- Exercise requirements
Find each line with the string "certificat" and report it.
[Start Rows]
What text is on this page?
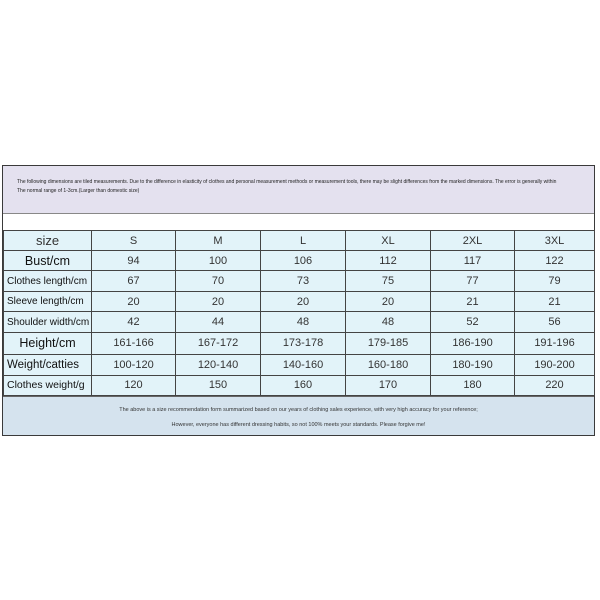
The following dimensions are tiled measurements. Due to the difference in elasticity of clothes and personal measurement methods or measurement tools, there may be slight differences from the marked dimensions. The error is generally within
The normal range of 1-3cm.(Larger than domestic size)
size	S	M	L	XL	2XL	3XL
Bust/cm	94	100	106	112	117	122
Clothes length/cm	67	70	73	75	77	79
Sleeve length/cm	20	20	20	20	21	21
Shoulder width/cm	42	44	48	48	52	56
Height/cm	161-166	167-172	173-178	179-185	186-190	191-196
Weight/catties	100-120	120-140	140-160	160-180	180-190	190-200
Clothes weight/g	120	150	160	170	180	220
The above is a size recommendation form summarized based on our years of clothing sales experience, with very high accuracy for your reference;
However, everyone has different dressing habits, so not 100% meets your standards. Please forgive me!
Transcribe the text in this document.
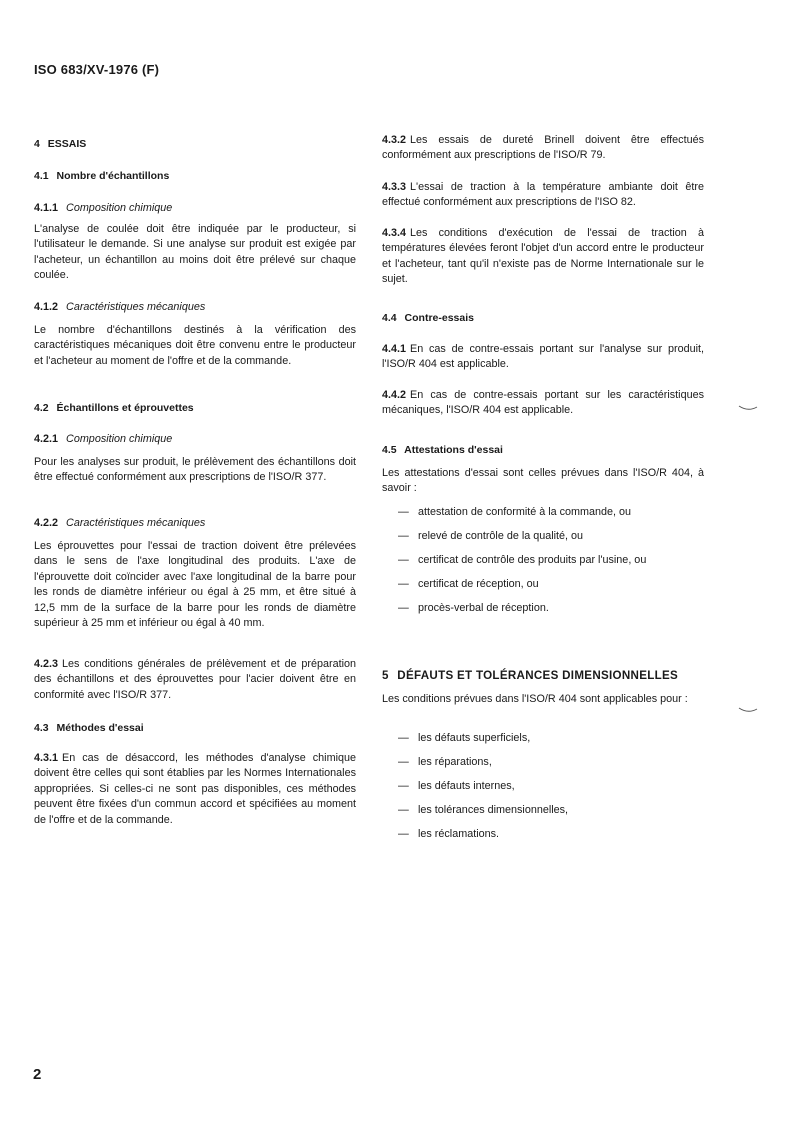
ISO 683/XV-1976 (F)
4 ESSAIS
4.1 Nombre d'échantillons
4.1.1 Composition chimique
L'analyse de coulée doit être indiquée par le producteur, si l'utilisateur le demande. Si une analyse sur produit est exigée par l'acheteur, un échantillon au moins doit être prélevé sur chaque coulée.
4.1.2 Caractéristiques mécaniques
Le nombre d'échantillons destinés à la vérification des caractéristiques mécaniques doit être convenu entre le producteur et l'acheteur au moment de l'offre et de la commande.
4.2 Échantillons et éprouvettes
4.2.1 Composition chimique
Pour les analyses sur produit, le prélèvement des échantillons doit être effectué conformément aux prescriptions de l'ISO/R 377.
4.2.2 Caractéristiques mécaniques
Les éprouvettes pour l'essai de traction doivent être prélevées dans le sens de l'axe longitudinal des produits. L'axe de l'éprouvette doit coïncider avec l'axe longitudinal de la barre pour les ronds de diamètre inférieur ou égal à 25 mm, et être situé à 12,5 mm de la surface de la barre pour les ronds de diamètre supérieur à 25 mm et inférieur ou égal à 40 mm.
4.2.3 Les conditions générales de prélèvement et de préparation des échantillons et des éprouvettes pour l'acier doivent être en conformité avec l'ISO/R 377.
4.3 Méthodes d'essai
4.3.1 En cas de désaccord, les méthodes d'analyse chimique doivent être celles qui sont établies par les Normes Internationales appropriées. Si celles-ci ne sont pas disponibles, ces méthodes peuvent être fixées d'un commun accord et spécifiées au moment de l'offre et de la commande.
4.3.2 Les essais de dureté Brinell doivent être effectués conformément aux prescriptions de l'ISO/R 79.
4.3.3 L'essai de traction à la température ambiante doit être effectué conformément aux prescriptions de l'ISO 82.
4.3.4 Les conditions d'exécution de l'essai de traction à températures élevées feront l'objet d'un accord entre le producteur et l'acheteur, tant qu'il n'existe pas de Norme Internationale sur le sujet.
4.4 Contre-essais
4.4.1 En cas de contre-essais portant sur l'analyse sur produit, l'ISO/R 404 est applicable.
4.4.2 En cas de contre-essais portant sur les caractéristiques mécaniques, l'ISO/R 404 est applicable.
4.5 Attestations d'essai
Les attestations d'essai sont celles prévues dans l'ISO/R 404, à savoir :
— attestation de conformité à la commande, ou
— relevé de contrôle de la qualité, ou
— certificat de contrôle des produits par l'usine, ou
— certificat de réception, ou
— procès-verbal de réception.
5 DÉFAUTS ET TOLÉRANCES DIMENSIONNELLES
Les conditions prévues dans l'ISO/R 404 sont applicables pour :
— les défauts superficiels,
— les réparations,
— les défauts internes,
— les tolérances dimensionnelles,
— les réclamations.
2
[End Rows]
- Finished task
— certificat de contrôle des produits par l'usine, ou
— certificat de réception, ou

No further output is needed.